Task details
Pull every line with the word "this" out of the entries below.

Dataset items
(begin)

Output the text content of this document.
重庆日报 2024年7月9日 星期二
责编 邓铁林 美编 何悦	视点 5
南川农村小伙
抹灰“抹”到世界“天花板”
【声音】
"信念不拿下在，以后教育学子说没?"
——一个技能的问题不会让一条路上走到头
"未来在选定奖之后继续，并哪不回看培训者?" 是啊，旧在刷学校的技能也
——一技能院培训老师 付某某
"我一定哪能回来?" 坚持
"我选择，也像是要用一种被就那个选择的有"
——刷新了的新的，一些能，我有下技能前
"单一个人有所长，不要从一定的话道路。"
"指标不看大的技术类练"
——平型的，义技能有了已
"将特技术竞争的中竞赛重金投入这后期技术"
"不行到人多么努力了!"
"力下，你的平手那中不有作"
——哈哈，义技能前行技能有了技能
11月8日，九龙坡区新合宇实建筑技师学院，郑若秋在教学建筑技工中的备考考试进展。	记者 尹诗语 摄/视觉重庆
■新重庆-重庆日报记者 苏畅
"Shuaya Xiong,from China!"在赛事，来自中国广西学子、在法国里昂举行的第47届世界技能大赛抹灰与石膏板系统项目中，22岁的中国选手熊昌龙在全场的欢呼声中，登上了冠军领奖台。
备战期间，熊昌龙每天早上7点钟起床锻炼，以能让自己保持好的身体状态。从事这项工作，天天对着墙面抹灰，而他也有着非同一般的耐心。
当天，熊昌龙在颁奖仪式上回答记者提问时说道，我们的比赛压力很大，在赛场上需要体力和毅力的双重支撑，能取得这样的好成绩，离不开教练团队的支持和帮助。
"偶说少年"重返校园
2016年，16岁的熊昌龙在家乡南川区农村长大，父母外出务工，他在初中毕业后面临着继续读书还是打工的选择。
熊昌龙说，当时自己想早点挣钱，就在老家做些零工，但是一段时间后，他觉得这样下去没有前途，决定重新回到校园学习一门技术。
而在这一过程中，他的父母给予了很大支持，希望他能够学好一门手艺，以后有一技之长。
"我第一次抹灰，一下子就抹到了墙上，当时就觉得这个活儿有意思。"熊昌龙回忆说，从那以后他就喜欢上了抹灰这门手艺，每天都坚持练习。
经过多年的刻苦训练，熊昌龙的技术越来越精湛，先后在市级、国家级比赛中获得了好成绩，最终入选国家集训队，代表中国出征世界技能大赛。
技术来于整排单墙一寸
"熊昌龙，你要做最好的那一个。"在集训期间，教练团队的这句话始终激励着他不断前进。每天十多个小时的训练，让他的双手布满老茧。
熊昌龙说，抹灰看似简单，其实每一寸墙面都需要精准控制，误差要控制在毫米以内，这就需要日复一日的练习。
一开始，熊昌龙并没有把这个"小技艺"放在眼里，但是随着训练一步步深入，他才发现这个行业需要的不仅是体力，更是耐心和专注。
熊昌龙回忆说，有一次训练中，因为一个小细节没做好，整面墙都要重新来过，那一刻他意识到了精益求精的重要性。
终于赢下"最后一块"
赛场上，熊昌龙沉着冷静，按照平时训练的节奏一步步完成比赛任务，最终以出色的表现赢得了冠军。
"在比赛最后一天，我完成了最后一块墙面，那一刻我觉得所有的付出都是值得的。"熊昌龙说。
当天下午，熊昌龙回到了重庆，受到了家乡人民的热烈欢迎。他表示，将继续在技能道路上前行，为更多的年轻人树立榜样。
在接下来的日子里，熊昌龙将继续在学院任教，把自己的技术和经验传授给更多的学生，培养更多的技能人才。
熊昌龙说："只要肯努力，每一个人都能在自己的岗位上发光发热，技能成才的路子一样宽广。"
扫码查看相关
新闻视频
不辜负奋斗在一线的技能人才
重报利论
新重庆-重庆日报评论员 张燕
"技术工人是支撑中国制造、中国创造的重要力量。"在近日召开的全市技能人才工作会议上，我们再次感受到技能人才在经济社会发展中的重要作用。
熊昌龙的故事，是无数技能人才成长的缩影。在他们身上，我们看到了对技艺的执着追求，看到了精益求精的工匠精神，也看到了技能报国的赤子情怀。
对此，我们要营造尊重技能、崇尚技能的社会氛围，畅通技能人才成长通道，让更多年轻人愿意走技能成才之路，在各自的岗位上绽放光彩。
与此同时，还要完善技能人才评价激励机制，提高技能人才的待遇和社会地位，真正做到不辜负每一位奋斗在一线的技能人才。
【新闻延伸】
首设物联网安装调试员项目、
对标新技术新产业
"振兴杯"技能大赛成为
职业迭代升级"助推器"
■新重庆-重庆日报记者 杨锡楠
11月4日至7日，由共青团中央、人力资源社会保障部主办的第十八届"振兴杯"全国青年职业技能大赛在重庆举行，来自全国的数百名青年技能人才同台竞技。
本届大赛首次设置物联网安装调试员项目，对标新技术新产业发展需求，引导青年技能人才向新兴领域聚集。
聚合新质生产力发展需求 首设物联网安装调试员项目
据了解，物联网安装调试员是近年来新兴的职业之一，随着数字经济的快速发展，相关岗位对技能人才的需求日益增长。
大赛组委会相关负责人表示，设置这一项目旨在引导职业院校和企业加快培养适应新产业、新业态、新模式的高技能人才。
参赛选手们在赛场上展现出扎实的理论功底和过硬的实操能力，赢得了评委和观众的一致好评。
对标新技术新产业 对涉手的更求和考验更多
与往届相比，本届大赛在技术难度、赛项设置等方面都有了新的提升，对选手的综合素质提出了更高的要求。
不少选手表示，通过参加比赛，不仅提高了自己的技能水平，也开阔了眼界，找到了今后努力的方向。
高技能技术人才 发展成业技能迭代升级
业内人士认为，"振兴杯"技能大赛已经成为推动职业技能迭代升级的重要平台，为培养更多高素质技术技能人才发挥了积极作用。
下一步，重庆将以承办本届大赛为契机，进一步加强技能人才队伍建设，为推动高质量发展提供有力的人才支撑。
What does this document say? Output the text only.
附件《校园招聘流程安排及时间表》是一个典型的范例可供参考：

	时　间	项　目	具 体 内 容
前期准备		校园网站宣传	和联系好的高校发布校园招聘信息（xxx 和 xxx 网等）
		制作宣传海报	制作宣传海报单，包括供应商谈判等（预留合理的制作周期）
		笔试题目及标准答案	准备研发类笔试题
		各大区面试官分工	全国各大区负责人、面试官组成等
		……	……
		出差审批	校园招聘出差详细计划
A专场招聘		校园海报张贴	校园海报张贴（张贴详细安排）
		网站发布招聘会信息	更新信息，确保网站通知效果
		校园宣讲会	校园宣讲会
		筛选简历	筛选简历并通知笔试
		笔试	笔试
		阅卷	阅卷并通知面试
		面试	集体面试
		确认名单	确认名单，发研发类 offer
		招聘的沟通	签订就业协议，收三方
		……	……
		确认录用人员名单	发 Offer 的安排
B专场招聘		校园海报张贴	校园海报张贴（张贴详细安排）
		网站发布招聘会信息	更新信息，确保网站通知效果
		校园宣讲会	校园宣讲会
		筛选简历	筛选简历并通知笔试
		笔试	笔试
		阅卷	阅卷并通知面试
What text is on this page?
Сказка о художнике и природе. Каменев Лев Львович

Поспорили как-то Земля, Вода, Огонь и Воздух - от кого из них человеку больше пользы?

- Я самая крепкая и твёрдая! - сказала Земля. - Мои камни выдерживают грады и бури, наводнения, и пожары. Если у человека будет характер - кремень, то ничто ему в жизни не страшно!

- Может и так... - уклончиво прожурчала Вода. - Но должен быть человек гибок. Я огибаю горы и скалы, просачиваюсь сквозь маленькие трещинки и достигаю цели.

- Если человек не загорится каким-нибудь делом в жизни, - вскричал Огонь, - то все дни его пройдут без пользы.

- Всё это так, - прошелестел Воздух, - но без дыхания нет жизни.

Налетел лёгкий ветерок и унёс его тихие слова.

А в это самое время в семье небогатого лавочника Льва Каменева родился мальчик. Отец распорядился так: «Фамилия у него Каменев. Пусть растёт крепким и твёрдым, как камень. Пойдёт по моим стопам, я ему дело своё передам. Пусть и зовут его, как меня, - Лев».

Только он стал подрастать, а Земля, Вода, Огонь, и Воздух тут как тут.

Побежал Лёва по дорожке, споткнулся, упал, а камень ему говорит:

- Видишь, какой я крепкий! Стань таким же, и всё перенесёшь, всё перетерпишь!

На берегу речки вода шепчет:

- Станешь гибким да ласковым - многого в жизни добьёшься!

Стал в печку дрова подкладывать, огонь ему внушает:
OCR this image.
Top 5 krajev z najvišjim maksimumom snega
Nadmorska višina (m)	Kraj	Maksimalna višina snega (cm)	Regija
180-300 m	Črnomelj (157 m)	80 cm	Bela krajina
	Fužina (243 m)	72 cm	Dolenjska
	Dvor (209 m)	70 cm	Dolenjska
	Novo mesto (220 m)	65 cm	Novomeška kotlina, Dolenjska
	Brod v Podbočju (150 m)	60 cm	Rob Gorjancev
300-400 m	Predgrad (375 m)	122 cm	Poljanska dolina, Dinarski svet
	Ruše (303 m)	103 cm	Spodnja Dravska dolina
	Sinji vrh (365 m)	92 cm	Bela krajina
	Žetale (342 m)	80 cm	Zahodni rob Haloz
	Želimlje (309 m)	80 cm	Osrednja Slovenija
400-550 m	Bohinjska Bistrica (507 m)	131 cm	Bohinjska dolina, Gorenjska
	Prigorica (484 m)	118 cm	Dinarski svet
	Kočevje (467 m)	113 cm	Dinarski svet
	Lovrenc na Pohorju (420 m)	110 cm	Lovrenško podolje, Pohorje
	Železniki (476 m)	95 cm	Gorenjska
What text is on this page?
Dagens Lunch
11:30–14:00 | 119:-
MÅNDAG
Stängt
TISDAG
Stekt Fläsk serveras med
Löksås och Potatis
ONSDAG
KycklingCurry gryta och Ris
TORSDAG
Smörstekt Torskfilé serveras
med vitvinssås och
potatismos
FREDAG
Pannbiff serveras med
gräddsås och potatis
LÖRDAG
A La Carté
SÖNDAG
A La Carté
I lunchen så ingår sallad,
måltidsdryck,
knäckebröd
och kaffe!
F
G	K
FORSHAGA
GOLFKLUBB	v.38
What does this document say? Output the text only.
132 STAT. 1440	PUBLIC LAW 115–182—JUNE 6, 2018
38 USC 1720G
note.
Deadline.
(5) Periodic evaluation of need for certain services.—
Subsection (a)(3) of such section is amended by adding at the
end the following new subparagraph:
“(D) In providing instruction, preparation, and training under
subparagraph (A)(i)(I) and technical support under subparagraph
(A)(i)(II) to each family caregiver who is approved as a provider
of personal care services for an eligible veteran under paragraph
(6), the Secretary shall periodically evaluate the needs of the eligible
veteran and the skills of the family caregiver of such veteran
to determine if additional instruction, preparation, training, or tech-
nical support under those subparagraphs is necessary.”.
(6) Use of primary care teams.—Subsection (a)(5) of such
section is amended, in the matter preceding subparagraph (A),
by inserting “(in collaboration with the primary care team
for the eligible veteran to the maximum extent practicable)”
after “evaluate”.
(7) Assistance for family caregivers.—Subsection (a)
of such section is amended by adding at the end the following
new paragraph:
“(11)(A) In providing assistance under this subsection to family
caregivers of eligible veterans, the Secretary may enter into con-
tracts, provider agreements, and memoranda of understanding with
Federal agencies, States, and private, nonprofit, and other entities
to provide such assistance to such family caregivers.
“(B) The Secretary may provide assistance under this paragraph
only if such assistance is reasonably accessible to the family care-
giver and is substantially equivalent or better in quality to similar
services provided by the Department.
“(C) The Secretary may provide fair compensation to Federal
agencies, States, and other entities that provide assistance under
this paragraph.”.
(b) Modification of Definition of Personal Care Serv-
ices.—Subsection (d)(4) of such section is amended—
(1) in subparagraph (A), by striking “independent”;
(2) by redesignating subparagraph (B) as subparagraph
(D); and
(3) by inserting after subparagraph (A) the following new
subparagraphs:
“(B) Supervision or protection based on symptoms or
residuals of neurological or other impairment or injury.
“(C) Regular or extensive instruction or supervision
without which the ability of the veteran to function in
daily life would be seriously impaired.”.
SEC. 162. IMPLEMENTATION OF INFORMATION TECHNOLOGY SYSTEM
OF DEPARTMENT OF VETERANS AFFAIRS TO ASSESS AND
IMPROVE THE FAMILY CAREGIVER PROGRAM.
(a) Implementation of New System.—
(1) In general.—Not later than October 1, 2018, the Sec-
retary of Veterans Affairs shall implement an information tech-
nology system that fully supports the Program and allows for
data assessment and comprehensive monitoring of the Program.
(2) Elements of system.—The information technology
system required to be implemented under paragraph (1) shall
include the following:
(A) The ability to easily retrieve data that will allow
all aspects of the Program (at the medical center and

(end)

Task response
Output the text content of this document.
What does this document say? Output the text only.
What text is on this page?
OCR this image.
What text is on this page?
What does this document say? Output the text only.
“(11)(A) In providing assistance under this subsection to family
“(B) The Secretary may provide assistance under this paragraph
this paragraph.”.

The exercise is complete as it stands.